:: DATASET ::
• • • • • • •

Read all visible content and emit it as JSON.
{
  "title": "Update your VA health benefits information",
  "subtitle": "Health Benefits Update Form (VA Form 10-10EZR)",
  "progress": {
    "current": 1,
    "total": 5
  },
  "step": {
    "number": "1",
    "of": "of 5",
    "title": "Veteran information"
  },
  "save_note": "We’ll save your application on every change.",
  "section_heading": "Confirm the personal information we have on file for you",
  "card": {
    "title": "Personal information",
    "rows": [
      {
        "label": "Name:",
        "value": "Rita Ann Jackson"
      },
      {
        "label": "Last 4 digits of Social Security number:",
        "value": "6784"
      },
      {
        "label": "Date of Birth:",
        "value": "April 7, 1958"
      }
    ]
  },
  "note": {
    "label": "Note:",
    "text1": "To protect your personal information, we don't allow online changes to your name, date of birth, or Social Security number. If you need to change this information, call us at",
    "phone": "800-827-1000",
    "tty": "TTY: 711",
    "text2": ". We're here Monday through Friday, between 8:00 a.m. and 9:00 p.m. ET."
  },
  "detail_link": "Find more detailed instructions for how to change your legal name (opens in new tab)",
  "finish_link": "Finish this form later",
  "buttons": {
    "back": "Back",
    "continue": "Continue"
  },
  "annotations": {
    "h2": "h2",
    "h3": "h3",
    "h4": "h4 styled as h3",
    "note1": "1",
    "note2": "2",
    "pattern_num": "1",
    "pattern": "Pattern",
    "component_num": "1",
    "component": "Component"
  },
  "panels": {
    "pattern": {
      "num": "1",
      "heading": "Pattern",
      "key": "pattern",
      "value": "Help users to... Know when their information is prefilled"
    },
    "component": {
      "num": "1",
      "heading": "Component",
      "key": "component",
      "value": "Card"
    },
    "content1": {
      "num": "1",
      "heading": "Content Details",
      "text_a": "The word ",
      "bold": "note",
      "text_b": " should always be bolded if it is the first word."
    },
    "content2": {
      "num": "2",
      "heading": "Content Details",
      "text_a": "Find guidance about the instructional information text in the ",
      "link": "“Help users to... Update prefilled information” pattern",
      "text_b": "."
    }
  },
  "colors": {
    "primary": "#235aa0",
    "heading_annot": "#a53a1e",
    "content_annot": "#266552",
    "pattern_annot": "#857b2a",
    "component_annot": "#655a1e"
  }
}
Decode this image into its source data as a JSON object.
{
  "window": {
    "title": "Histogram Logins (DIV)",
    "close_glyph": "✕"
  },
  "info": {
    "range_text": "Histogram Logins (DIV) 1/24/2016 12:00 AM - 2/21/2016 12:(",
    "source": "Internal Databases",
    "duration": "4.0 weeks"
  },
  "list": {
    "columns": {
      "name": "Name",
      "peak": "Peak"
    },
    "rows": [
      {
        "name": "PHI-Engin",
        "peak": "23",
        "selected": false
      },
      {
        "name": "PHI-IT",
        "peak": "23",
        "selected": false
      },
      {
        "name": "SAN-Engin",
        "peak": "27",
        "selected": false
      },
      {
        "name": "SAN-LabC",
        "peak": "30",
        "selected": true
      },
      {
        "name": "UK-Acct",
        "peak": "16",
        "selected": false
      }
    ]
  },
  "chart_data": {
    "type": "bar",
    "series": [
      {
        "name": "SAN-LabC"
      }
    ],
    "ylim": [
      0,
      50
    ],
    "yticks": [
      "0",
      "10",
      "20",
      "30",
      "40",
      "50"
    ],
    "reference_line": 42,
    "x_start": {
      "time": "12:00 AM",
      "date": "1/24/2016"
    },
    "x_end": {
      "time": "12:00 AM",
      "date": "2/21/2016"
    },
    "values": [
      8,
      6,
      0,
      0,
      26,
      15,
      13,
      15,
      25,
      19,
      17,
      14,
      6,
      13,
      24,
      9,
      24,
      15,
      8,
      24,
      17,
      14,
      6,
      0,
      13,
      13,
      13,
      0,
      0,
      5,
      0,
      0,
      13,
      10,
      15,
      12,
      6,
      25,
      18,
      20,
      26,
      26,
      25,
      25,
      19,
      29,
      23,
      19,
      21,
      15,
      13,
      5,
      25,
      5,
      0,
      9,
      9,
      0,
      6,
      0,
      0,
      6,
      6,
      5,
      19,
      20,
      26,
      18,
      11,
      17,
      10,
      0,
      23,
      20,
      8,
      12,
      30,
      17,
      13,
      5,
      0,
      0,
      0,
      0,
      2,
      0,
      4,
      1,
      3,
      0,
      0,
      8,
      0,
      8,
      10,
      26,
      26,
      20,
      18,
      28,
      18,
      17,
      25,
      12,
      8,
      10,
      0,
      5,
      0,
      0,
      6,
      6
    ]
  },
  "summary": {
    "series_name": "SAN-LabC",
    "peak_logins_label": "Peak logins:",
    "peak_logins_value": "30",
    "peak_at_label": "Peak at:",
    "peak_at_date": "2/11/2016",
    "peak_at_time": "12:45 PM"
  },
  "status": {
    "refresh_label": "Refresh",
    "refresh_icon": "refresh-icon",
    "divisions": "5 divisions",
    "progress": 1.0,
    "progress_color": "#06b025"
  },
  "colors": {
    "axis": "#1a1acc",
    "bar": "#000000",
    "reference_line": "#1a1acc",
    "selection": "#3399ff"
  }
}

• • • • • • •

Copy the material above back out, exactly as written.

:: COMPLETE RESPONSE ::
Read all visible content and emit it as JSON.
{
  "title": "Update your VA health benefits information",
  "subtitle": "Health Benefits Update Form (VA Form 10-10EZR)",
  "progress": {
    "current": 1,
    "total": 5
  },
  "step": {
    "number": "1",
    "of": "of 5",
    "title": "Veteran information"
  },
  "save_note": "We’ll save your application on every change.",
  "section_heading": "Confirm the personal information we have on file for you",
  "card": {
    "title": "Personal information",
    "rows": [
      {
        "label": "Name:",
        "value": "Rita Ann Jackson"
      },
      {
        "label": "Last 4 digits of Social Security number:",
        "value": "6784"
      },
      {
        "label": "Date of Birth:",
        "value": "April 7, 1958"
      }
    ]
  },
  "note": {
    "label": "Note:",
    "text1": "To protect your personal information, we don't allow online changes to your name, date of birth, or Social Security number. If you need to change this information, call us at",
    "phone": "800-827-1000",
    "tty": "TTY: 711",
    "text2": ". We're here Monday through Friday, between 8:00 a.m. and 9:00 p.m. ET."
  },
  "detail_link": "Find more detailed instructions for how to change your legal name (opens in new tab)",
  "finish_link": "Finish this form later",
  "buttons": {
    "back": "Back",
    "continue": "Continue"
  },
  "annotations": {
    "h2": "h2",
    "h3": "h3",
    "h4": "h4 styled as h3",
    "note1": "1",
    "note2": "2",
    "pattern_num": "1",
    "pattern": "Pattern",
    "component_num": "1",
    "component": "Component"
  },
  "panels": {
    "pattern": {
      "num": "1",
      "heading": "Pattern",
      "key": "pattern",
      "value": "Help users to... Know when their information is prefilled"
    },
    "component": {
      "num": "1",
      "heading": "Component",
      "key": "component",
      "value": "Card"
    },
    "content1": {
      "num": "1",
      "heading": "Content Details",
      "text_a": "The word ",
      "bold": "note",
      "text_b": " should always be bolded if it is the first word."
    },
    "content2": {
      "num": "2",
      "heading": "Content Details",
      "text_a": "Find guidance about the instructional information text in the ",
      "link": "“Help users to... Update prefilled information” pattern",
      "text_b": "."
    }
  },
  "colors": {
    "primary": "#235aa0",
    "heading_annot": "#a53a1e",
    "content_annot": "#266552",
    "pattern_annot": "#857b2a",
    "component_annot": "#655a1e"
  }
}
Decode this image into its source data as a JSON object.
{
  "window": {
    "title": "Histogram Logins (DIV)",
    "close_glyph": "✕"
  },
  "info": {
    "range_text": "Histogram Logins (DIV) 1/24/2016 12:00 AM - 2/21/2016 12:(",
    "source": "Internal Databases",
    "duration": "4.0 weeks"
  },
  "list": {
    "columns": {
      "name": "Name",
      "peak": "Peak"
    },
    "rows": [
      {
        "name": "PHI-Engin",
        "peak": "23",
        "selected": false
      },
      {
        "name": "PHI-IT",
        "peak": "23",
        "selected": false
      },
      {
        "name": "SAN-Engin",
        "peak": "27",
        "selected": false
      },
      {
        "name": "SAN-LabC",
        "peak": "30",
        "selected": true
      },
      {
        "name": "UK-Acct",
        "peak": "16",
        "selected": false
      }
    ]
  },
  "chart_data": {
    "type": "bar",
    "series": [
      {
        "name": "SAN-LabC"
      }
    ],
    "ylim": [
      0,
      50
    ],
    "yticks": [
      "0",
      "10",
      "20",
      "30",
      "40",
      "50"
    ],
    "reference_line": 42,
    "x_start": {
      "time": "12:00 AM",
      "date": "1/24/2016"
    },
    "x_end": {
      "time": "12:00 AM",
      "date": "2/21/2016"
    },
    "values": [
      8,
      6,
      0,
      0,
      26,
      15,
      13,
      15,
      25,
      19,
      17,
      14,
      6,
      13,
      24,
      9,
      24,
      15,
      8,
      24,
      17,
      14,
      6,
      0,
      13,
      13,
      13,
      0,
      0,
      5,
      0,
      0,
      13,
      10,
      15,
      12,
      6,
      25,
      18,
      20,
      26,
      26,
      25,
      25,
      19,
      29,
      23,
      19,
      21,
      15,
      13,
      5,
      25,
      5,
      0,
      9,
      9,
      0,
      6,
      0,
      0,
      6,
      6,
      5,
      19,
      20,
      26,
      18,
      11,
      17,
      10,
      0,
      23,
      20,
      8,
      12,
      30,
      17,
      13,
      5,
      0,
      0,
      0,
      0,
      2,
      0,
      4,
      1,
      3,
      0,
      0,
      8,
      0,
      8,
      10,
      26,
      26,
      20,
      18,
      28,
      18,
      17,
      25,
      12,
      8,
      10,
      0,
      5,
      0,
      0,
      6,
      6
    ]
  },
  "summary": {
    "series_name": "SAN-LabC",
    "peak_logins_label": "Peak logins:",
    "peak_logins_value": "30",
    "peak_at_label": "Peak at:",
    "peak_at_date": "2/11/2016",
    "peak_at_time": "12:45 PM"
  },
  "status": {
    "refresh_label": "Refresh",
    "refresh_icon": "refresh-icon",
    "divisions": "5 divisions",
    "progress": 1.0,
    "progress_color": "#06b025"
  },
  "colors": {
    "axis": "#1a1acc",
    "bar": "#000000",
    "reference_line": "#1a1acc",
    "selection": "#3399ff"
  }
}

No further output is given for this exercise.